— begin —

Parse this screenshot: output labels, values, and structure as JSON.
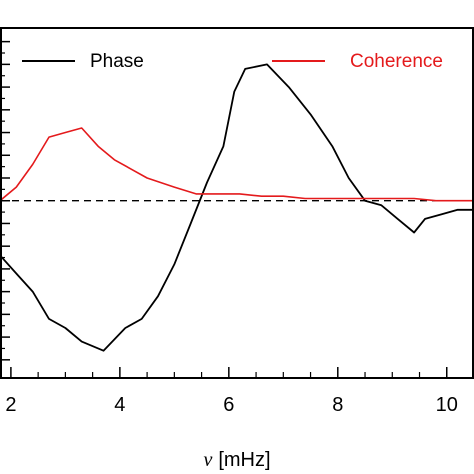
{
  "chart_data": {
    "type": "line",
    "title": "",
    "xlabel_symbol": "ν",
    "xlabel_unit": "[mHz]",
    "xlim": [
      1.8,
      10.5
    ],
    "x_ticks": [
      2,
      4,
      6,
      8,
      10
    ],
    "x_tick_labels": [
      "2",
      "4",
      "6",
      "8",
      "10"
    ],
    "ylim": [
      -3.9,
      3.8
    ],
    "y_major_ticks": [
      -3.5,
      -3,
      -2.5,
      -2,
      -1.5,
      -1,
      -0.5,
      0,
      0.5,
      1,
      1.5,
      2,
      2.5,
      3,
      3.5
    ],
    "y_minor_ticks": [
      -3.25,
      -2.75,
      -2.25,
      -1.75,
      -1.25,
      -0.75,
      -0.25,
      0.25,
      0.75,
      1.25,
      1.75,
      2.25,
      2.75,
      3.25
    ],
    "reference_line": 0,
    "legend_position": "top",
    "series": [
      {
        "name": "Phase",
        "color": "#000000",
        "x": [
          1.8,
          2.1,
          2.4,
          2.7,
          3.0,
          3.3,
          3.7,
          4.1,
          4.4,
          4.7,
          5.0,
          5.3,
          5.6,
          5.9,
          6.1,
          6.3,
          6.7,
          7.1,
          7.5,
          7.9,
          8.2,
          8.5,
          8.8,
          9.1,
          9.4,
          9.6,
          9.9,
          10.2,
          10.5
        ],
        "y": [
          -1.2,
          -1.6,
          -2.0,
          -2.6,
          -2.8,
          -3.1,
          -3.3,
          -2.8,
          -2.6,
          -2.1,
          -1.4,
          -0.5,
          0.4,
          1.2,
          2.4,
          2.9,
          3.0,
          2.5,
          1.9,
          1.2,
          0.5,
          0.0,
          -0.1,
          -0.4,
          -0.7,
          -0.4,
          -0.3,
          -0.2,
          -0.2
        ]
      },
      {
        "name": "Coherence",
        "color": "#e41a1c",
        "x": [
          1.8,
          2.1,
          2.4,
          2.7,
          3.0,
          3.3,
          3.6,
          3.9,
          4.2,
          4.5,
          5.0,
          5.4,
          5.8,
          6.2,
          6.6,
          7.0,
          7.4,
          7.8,
          8.2,
          8.6,
          9.0,
          9.4,
          9.8,
          10.2,
          10.5
        ],
        "y": [
          0.0,
          0.3,
          0.8,
          1.4,
          1.5,
          1.6,
          1.2,
          0.9,
          0.7,
          0.5,
          0.3,
          0.15,
          0.15,
          0.15,
          0.1,
          0.1,
          0.05,
          0.05,
          0.05,
          0.05,
          0.05,
          0.05,
          0.0,
          0.0,
          0.0
        ]
      }
    ]
  }
}
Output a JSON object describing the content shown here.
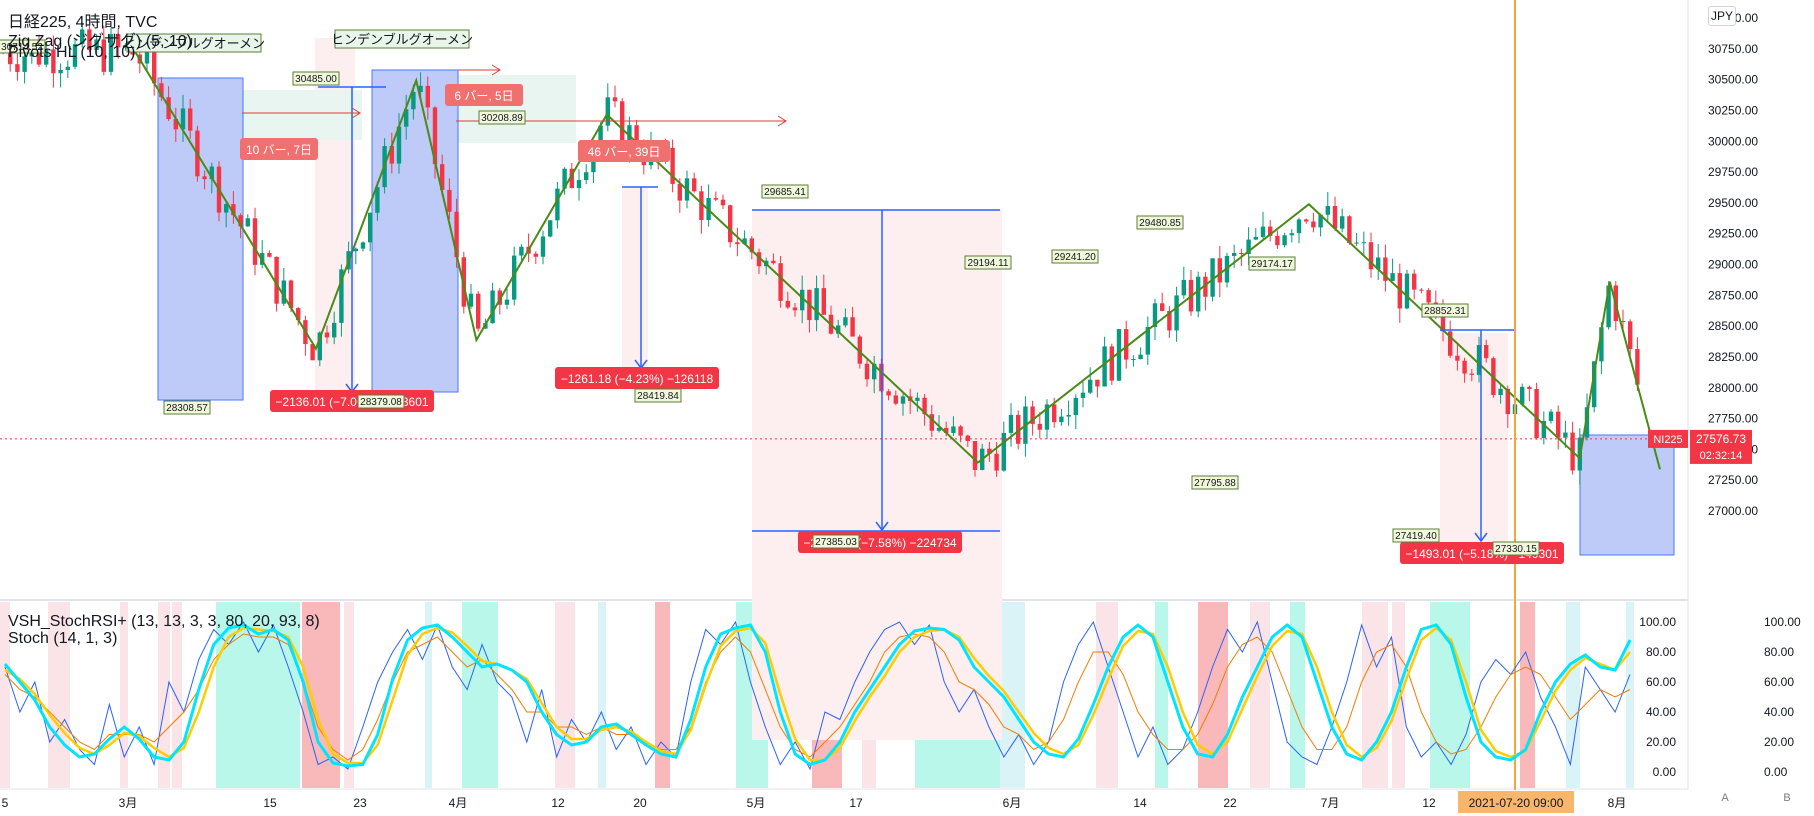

— end —

Pull out each line of the listing that holds the string "JSON".

Parse this screenshot: output labels, values, and structure as JSON.
Output a JSON object describing the content shown here.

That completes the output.